EXERCISE DETAILS -> Rename "Nissan" to "Toyota" in the records from the line with "- title-close-paren: ): [733, 240, 740, 261]" to the line with "- car-model: Nissan: [576, 620, 626, 638]", and give those lines again with nothing else changed.
** Start of RECORD EXCERPTS **
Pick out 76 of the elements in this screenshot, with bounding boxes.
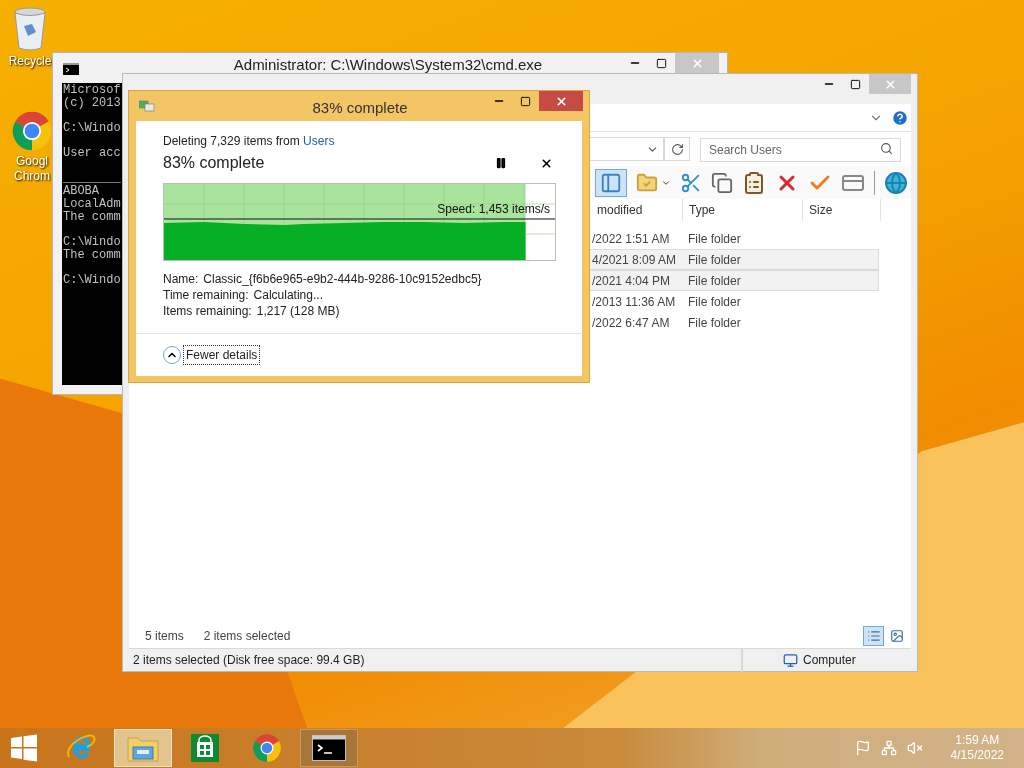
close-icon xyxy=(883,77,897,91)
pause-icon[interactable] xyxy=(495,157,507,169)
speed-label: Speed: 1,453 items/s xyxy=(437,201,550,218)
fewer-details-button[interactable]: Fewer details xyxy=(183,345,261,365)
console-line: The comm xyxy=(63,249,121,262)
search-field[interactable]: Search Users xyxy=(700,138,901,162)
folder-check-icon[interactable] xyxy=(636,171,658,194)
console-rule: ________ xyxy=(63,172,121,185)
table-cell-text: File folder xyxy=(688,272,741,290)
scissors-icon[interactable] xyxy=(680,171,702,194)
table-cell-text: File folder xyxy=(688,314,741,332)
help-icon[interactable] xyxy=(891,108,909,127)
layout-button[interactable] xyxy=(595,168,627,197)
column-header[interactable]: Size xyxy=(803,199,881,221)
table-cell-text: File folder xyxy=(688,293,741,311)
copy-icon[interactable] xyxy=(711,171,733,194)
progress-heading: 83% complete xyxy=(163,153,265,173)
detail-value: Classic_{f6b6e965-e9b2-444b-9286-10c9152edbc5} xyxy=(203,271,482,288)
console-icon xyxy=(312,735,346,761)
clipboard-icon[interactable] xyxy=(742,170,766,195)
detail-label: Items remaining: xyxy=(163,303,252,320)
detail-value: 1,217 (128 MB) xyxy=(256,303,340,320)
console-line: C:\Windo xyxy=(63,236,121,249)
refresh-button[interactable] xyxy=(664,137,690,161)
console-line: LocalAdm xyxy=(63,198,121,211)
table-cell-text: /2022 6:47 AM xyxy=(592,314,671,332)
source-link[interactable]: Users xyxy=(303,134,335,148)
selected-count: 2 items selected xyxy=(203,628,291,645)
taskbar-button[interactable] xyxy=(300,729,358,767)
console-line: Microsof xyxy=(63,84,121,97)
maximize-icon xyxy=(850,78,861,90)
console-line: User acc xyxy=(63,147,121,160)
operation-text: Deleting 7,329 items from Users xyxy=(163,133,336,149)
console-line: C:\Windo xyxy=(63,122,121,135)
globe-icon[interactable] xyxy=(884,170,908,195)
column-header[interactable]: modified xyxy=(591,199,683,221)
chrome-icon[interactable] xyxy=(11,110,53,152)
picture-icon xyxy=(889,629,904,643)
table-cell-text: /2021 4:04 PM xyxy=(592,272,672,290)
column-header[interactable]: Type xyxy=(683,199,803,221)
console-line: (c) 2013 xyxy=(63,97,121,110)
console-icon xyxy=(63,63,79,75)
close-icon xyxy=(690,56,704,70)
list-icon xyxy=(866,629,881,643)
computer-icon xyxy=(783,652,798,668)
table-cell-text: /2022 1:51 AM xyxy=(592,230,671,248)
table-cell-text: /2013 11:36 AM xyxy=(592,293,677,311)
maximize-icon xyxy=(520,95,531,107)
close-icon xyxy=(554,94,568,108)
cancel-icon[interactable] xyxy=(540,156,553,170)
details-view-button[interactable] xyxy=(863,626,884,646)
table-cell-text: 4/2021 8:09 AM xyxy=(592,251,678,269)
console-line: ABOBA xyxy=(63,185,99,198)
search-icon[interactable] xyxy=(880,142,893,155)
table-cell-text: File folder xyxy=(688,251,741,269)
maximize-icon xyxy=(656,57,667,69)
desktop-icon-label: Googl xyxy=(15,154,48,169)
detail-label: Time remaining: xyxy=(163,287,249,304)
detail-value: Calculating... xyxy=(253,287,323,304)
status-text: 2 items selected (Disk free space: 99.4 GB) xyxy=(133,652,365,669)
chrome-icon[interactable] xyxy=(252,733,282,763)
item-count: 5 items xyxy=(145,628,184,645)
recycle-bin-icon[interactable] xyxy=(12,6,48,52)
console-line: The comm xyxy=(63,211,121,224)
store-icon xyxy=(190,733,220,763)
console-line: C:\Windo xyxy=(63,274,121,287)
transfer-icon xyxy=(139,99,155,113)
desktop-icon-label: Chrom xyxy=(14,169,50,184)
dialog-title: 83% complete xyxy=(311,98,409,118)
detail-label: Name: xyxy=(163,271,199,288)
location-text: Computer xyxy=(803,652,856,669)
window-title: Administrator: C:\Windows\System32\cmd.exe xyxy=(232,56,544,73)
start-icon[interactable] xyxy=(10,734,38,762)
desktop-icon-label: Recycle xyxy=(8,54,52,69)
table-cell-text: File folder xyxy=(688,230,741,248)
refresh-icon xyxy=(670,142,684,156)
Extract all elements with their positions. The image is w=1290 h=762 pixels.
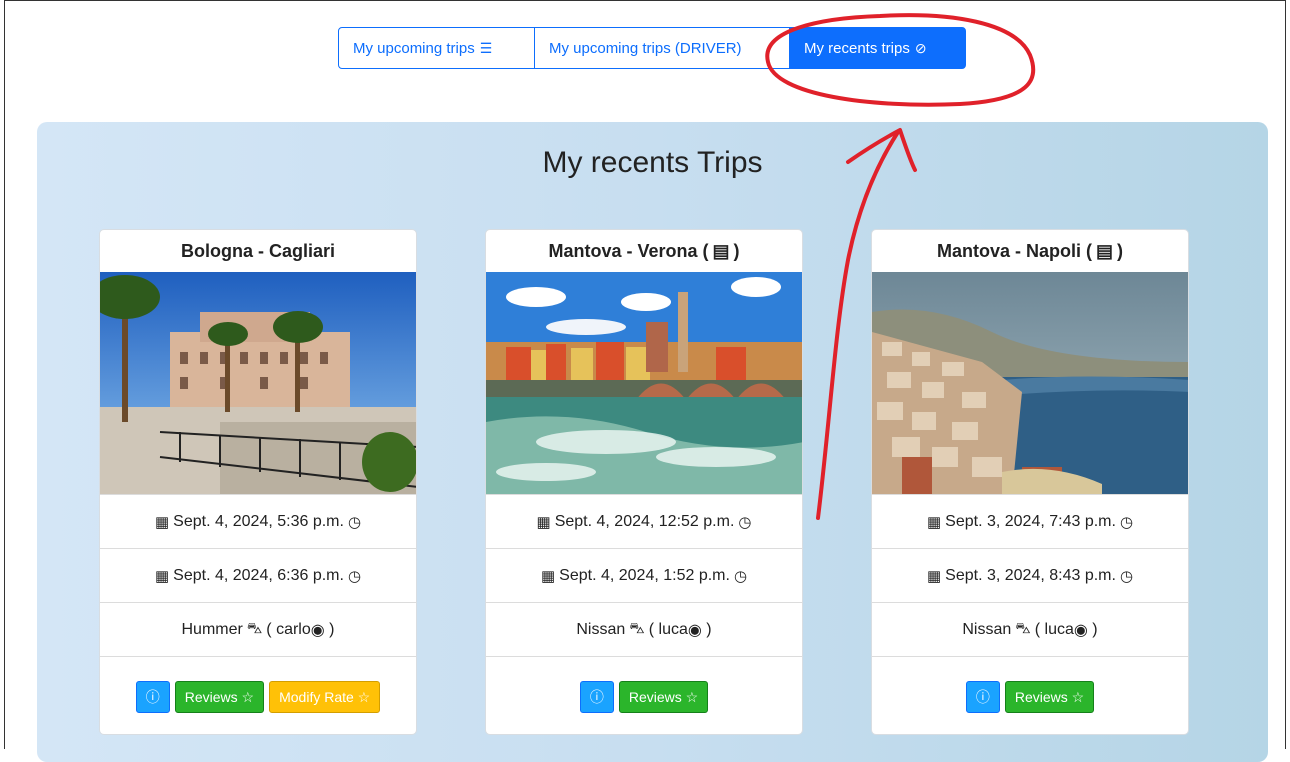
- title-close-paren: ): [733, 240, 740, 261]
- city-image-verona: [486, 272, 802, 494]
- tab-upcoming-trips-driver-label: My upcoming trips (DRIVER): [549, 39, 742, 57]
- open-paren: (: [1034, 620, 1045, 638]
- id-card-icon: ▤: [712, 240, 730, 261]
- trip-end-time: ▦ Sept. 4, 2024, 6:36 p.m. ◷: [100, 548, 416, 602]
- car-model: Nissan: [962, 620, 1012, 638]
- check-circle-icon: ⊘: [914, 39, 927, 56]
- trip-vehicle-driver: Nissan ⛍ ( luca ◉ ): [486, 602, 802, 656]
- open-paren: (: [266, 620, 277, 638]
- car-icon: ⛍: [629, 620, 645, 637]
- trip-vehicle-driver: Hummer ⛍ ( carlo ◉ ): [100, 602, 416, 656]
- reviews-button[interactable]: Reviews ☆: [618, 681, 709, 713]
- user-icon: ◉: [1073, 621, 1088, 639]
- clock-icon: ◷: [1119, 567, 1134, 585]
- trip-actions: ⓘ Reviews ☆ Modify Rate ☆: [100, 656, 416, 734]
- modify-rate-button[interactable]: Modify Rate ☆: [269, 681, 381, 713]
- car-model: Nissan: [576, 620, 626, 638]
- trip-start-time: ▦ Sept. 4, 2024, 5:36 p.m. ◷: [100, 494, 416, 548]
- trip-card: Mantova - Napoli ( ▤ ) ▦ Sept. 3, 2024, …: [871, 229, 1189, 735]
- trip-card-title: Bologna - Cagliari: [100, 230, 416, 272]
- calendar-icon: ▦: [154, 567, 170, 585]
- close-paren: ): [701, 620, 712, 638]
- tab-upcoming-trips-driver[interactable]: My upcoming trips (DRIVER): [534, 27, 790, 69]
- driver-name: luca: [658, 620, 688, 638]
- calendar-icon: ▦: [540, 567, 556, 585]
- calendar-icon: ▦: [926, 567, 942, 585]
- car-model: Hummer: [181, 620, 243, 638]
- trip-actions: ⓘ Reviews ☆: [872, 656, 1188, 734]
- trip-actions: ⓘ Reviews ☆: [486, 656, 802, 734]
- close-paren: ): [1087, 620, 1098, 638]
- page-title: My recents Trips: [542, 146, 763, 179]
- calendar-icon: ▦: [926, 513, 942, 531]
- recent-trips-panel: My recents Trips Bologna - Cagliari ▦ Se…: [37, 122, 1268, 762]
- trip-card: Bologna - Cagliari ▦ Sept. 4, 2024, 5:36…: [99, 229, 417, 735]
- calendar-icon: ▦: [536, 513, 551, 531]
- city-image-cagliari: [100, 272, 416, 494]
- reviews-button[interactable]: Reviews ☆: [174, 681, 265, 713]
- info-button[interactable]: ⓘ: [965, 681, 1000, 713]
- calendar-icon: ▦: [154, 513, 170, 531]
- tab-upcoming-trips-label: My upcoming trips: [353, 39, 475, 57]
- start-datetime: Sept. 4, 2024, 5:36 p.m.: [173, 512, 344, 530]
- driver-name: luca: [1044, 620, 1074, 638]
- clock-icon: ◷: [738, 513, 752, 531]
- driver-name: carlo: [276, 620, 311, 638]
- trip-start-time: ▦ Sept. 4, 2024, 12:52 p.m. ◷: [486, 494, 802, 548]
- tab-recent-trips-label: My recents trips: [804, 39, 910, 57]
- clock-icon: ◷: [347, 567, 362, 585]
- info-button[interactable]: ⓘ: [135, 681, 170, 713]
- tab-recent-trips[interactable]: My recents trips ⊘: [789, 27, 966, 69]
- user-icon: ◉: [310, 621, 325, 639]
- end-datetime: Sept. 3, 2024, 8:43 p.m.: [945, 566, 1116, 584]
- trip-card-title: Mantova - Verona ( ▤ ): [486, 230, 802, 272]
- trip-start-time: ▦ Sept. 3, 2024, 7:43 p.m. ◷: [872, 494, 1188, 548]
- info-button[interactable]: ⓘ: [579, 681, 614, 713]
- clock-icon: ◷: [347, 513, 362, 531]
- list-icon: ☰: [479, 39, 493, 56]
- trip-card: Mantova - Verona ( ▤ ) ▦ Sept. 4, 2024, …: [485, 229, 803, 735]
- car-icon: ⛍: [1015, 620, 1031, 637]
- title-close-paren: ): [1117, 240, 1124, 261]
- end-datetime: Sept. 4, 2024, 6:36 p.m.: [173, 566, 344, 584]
** End of RECORD EXCERPTS **
SOLUTION ->
- title-close-paren: ): [733, 240, 740, 261]
- city-image-verona: [486, 272, 802, 494]
- tab-upcoming-trips-driver-label: My upcoming trips (DRIVER): [549, 39, 742, 57]
- open-paren: (: [1034, 620, 1045, 638]
- id-card-icon: ▤: [712, 240, 730, 261]
- trip-end-time: ▦ Sept. 4, 2024, 6:36 p.m. ◷: [100, 548, 416, 602]
- car-model: Toyota: [962, 620, 1012, 638]
- check-circle-icon: ⊘: [914, 39, 927, 56]
- trip-vehicle-driver: Toyota ⛍ ( luca ◉ ): [486, 602, 802, 656]
- open-paren: (: [266, 620, 277, 638]
- car-icon: ⛍: [629, 620, 645, 637]
- trip-vehicle-driver: Hummer ⛍ ( carlo ◉ ): [100, 602, 416, 656]
- reviews-button[interactable]: Reviews ☆: [618, 681, 709, 713]
- user-icon: ◉: [1073, 621, 1088, 639]
- clock-icon: ◷: [1119, 567, 1134, 585]
- trip-actions: ⓘ Reviews ☆ Modify Rate ☆: [100, 656, 416, 734]
- modify-rate-button[interactable]: Modify Rate ☆: [269, 681, 381, 713]
- car-model: Toyota: [576, 620, 626, 638]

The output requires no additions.